** BEGIN **
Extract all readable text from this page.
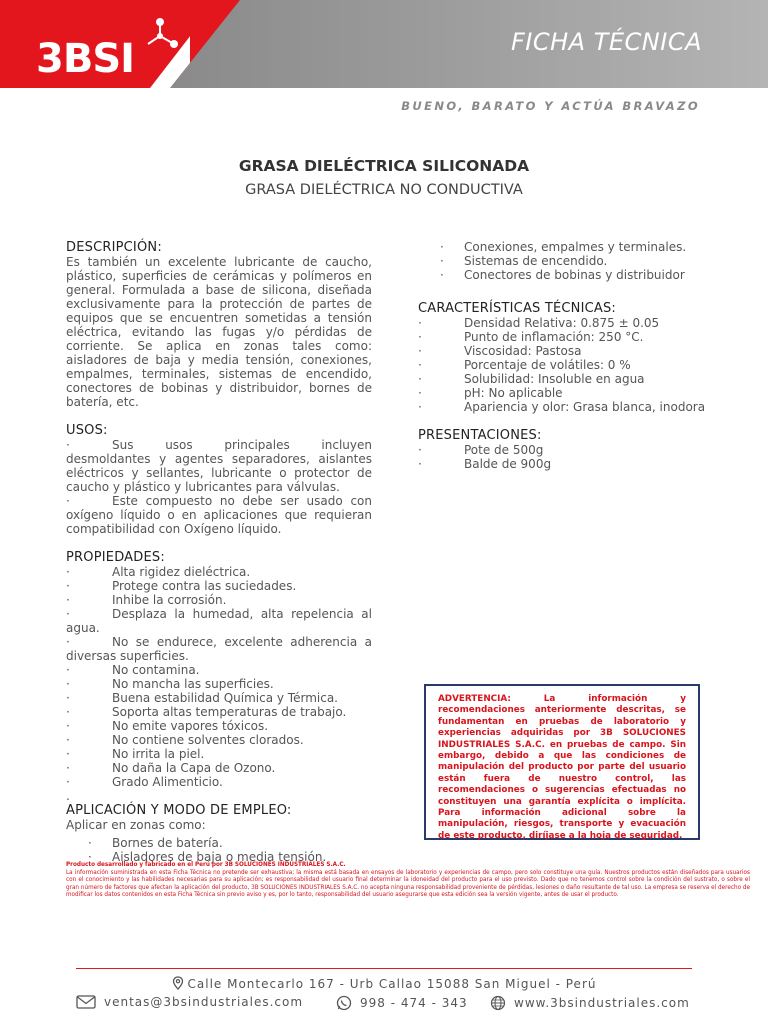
3BSI	FICHA TÉCNICA
BUENO, BARATO Y ACTÚA BRAVAZO
GRASA DIELÉCTRICA SILICONADA
GRASA DIELÉCTRICA NO CONDUCTIVA

DESCRIPCIÓN:

Es también un excelente lubricante de caucho, plástico, superficies de cerámicas y polímeros en general. Formulada a base de silicona, diseñada exclusivamente para la protección de partes de equipos que se encuentren sometidas a tensión eléctrica, evitando las fugas y/o pérdidas de corriente. Se aplica en zonas tales como: aisladores de baja y media tensión, conexiones, empalmes, terminales, sistemas de encendido, conectores de bobinas y distribuidor, bornes de batería, etc.

USOS:

·	Sus usos principales incluyen desmoldantes y agentes separadores, aislantes eléctricos y sellantes, lubricante o protector de caucho y plástico y lubricantes para válvulas.

·	Este compuesto no debe ser usado con oxígeno líquido o en aplicaciones que requieran compatibilidad con Oxígeno líquido.

PROPIEDADES:

·	Alta rigidez dieléctrica.

·	Protege contra las suciedades.

·	Inhibe la corrosión.

·	Desplaza la humedad, alta repelencia al agua.

·	No se endurece, excelente adherencia a diversas superficies.

·	No contamina.

·	No mancha las superficies.

·	Buena estabilidad Química y Térmica.

·	Soporta altas temperaturas de trabajo.

·	No emite vapores tóxicos.

·	No contiene solventes clorados.

·	No irrita la piel.

·	No daña la Capa de Ozono.

·	Grado Alimenticio.

.

APLICACIÓN Y MODO DE EMPLEO:

Aplicar en zonas como:

·	Bornes de batería.

·	Aisladores de baja o media tensión.

·	Conexiones, empalmes y terminales.

·	Sistemas de encendido.

·	Conectores de bobinas y distribuidor

CARACTERÍSTICAS TÉCNICAS:

·	Densidad Relativa: 0.875 ± 0.05

·	Punto de inflamación: 250 °C.

·	Viscosidad: Pastosa

·	Porcentaje de volátiles: 0 %

·	Solubilidad: Insoluble en agua

·	pH: No aplicable

·	Apariencia y olor: Grasa blanca, inodora

PRESENTACIONES:

·	Pote de 500g

·	Balde de 900g

ADVERTENCIA: La información y recomendaciones anteriormente descritas, se fundamentan en pruebas de laboratorio y experiencias adquiridas por 3B SOLUCIONES INDUSTRIALES S.A.C. en pruebas de campo. Sin embargo, debido a que las condiciones de manipulación del producto por parte del usuario están fuera de nuestro control, las recomendaciones o sugerencias efectuadas no constituyen una garantía explícita o implícita. Para información adicional sobre la manipulación, riesgos, transporte y evacuación de este producto, diríjase a la hoja de seguridad.
Producto desarrollado y fabricado en el Perú por 3B SOLUCIONES INDUSTRIALES S.A.C.
La información suministrada en esta Ficha Técnica no pretende ser exhaustiva; la misma está basada en ensayos de laboratorio y experiencias de campo, pero solo constituye una guía. Nuestros productos están diseñados para usuarios con el conocimiento y las habilidades necesarias para su aplicación; es responsabilidad del usuario final determinar la idoneidad del producto para el uso previsto. Dado que no tenemos control sobre la condición del sustrato, o sobre el gran número de factores que afectan la aplicación del producto, 3B SOLUCIONES INDUSTRIALES S.A.C. no acepta ninguna responsabilidad proveniente de pérdidas, lesiones o daño resultante de tal uso. La empresa se reserva el derecho de modificar los datos contenidos en esta Ficha Técnica sin previo aviso y es, por lo tanto, responsabilidad del usuario asegurarse que esta edición sea la versión vigente, antes de usar el producto.
Calle Montecarlo 167 - Urb Callao 15088 San Miguel - Perú
ventas@3bsindustriales.com	998 - 474 - 343	www.3bsindustriales.com
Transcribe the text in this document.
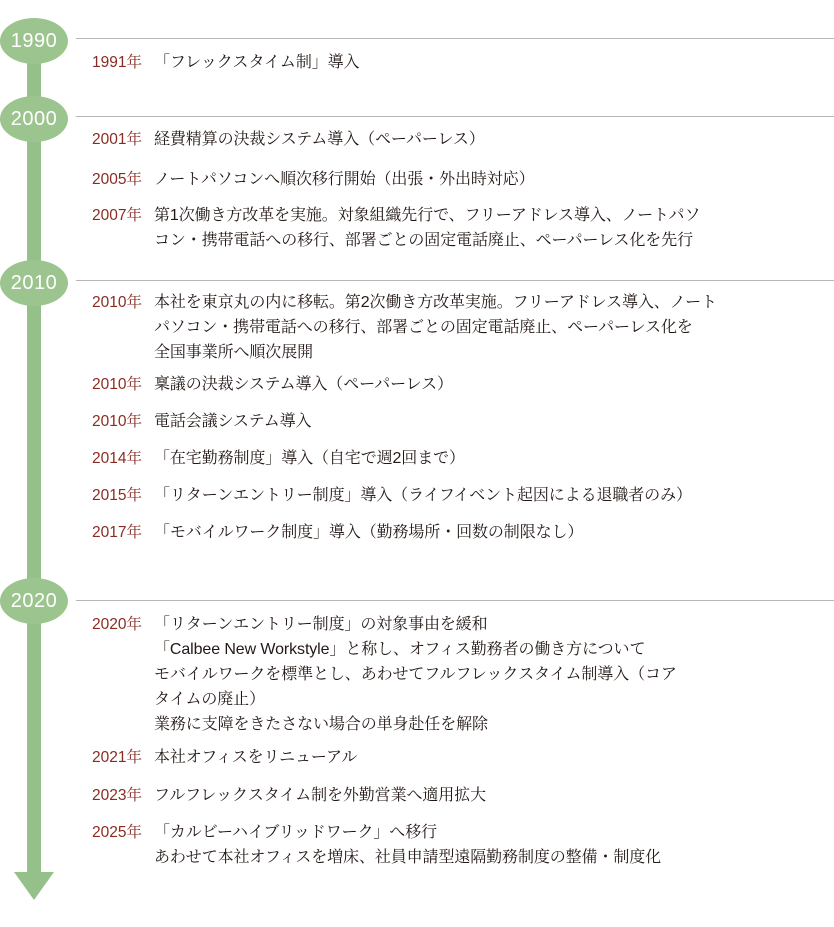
1990
2000
2010
2020
1991年 「フレックスタイム制」導入
2001年 経費精算の決裁システム導入（ペーパーレス）
2005年 ノートパソコンへ順次移行開始（出張・外出時対応）
2007年 第1次働き方改革を実施。対象組織先行で、フリーアドレス導入、ノートパソ
コン・携帯電話への移行、部署ごとの固定電話廃止、ペーパーレス化を先行
2010年 本社を東京丸の内に移転。第2次働き方改革実施。フリーアドレス導入、ノート
パソコン・携帯電話への移行、部署ごとの固定電話廃止、ペーパーレス化を
全国事業所へ順次展開
2010年 稟議の決裁システム導入（ペーパーレス）
2010年 電話会議システム導入
2014年 「在宅勤務制度」導入（自宅で週2回まで）
2015年 「リターンエントリー制度」導入（ライフイベント起因による退職者のみ）
2017年 「モバイルワーク制度」導入（勤務場所・回数の制限なし）
2020年 「リターンエントリー制度」の対象事由を緩和
「Calbee New Workstyle」と称し、オフィス勤務者の働き方について
モバイルワークを標準とし、あわせてフルフレックスタイム制導入（コア
タイムの廃止）
業務に支障をきたさない場合の単身赴任を解除
2021年 本社オフィスをリニューアル
2023年 フルフレックスタイム制を外勤営業へ適用拡大
2025年 「カルビーハイブリッドワーク」へ移行
あわせて本社オフィスを増床、社員申請型遠隔勤務制度の整備・制度化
** END **
### [CHALLENGE]
The lines to be quoted run from the line containing "Transcribe the text in this document." through the end of the entries above, both included; quote them exactly and leave out any pictures.

### [EXERCISE SOLUTION]
Transcribe the text in this document.
1990
2000
2010
2020
1991年 「フレックスタイム制」導入
2001年 経費精算の決裁システム導入（ペーパーレス）
2005年 ノートパソコンへ順次移行開始（出張・外出時対応）
2007年 第1次働き方改革を実施。対象組織先行で、フリーアドレス導入、ノートパソ
コン・携帯電話への移行、部署ごとの固定電話廃止、ペーパーレス化を先行
2010年 本社を東京丸の内に移転。第2次働き方改革実施。フリーアドレス導入、ノート
パソコン・携帯電話への移行、部署ごとの固定電話廃止、ペーパーレス化を
全国事業所へ順次展開
2010年 稟議の決裁システム導入（ペーパーレス）
2010年 電話会議システム導入
2014年 「在宅勤務制度」導入（自宅で週2回まで）
2015年 「リターンエントリー制度」導入（ライフイベント起因による退職者のみ）
2017年 「モバイルワーク制度」導入（勤務場所・回数の制限なし）
2020年 「リターンエントリー制度」の対象事由を緩和
「Calbee New Workstyle」と称し、オフィス勤務者の働き方について
モバイルワークを標準とし、あわせてフルフレックスタイム制導入（コア
タイムの廃止）
業務に支障をきたさない場合の単身赴任を解除
2021年 本社オフィスをリニューアル
2023年 フルフレックスタイム制を外勤営業へ適用拡大
2025年 「カルビーハイブリッドワーク」へ移行
あわせて本社オフィスを増床、社員申請型遠隔勤務制度の整備・制度化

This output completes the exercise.